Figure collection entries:
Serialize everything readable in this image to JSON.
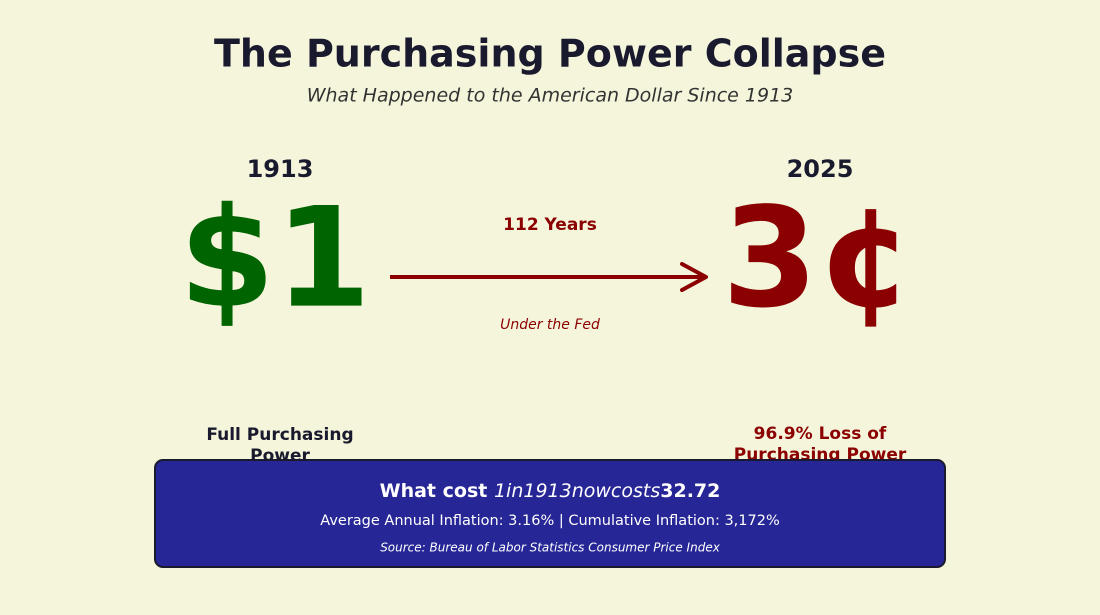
{
  "header": {
    "title": "The Purchasing Power Collapse",
    "subtitle": "What Happened to the American Dollar Since 1913"
  },
  "left": {
    "year": "1913",
    "amount": "$1",
    "caption": [
      "Full Purchasing",
      "Power"
    ]
  },
  "middle": {
    "label": "112 Years",
    "sublabel": "Under the Fed"
  },
  "right": {
    "year": "2025",
    "amount": "3¢",
    "caption": [
      "96.9% Loss of",
      "Purchasing Power"
    ]
  },
  "summary": {
    "headline": [
      "What cost ",
      "1in1913nowcosts",
      "32.72"
    ],
    "stats": "Average Annual Inflation: 3.16% | Cumulative Inflation: 3,172%",
    "source": "Source: Bureau of Labor Statistics Consumer Price Index"
  }
}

Short exercise:
Copy out every line with the word "Purchasing".

Worked answer:
    "title": "The Purchasing Power Collapse",
      "Full Purchasing",
      "Purchasing Power"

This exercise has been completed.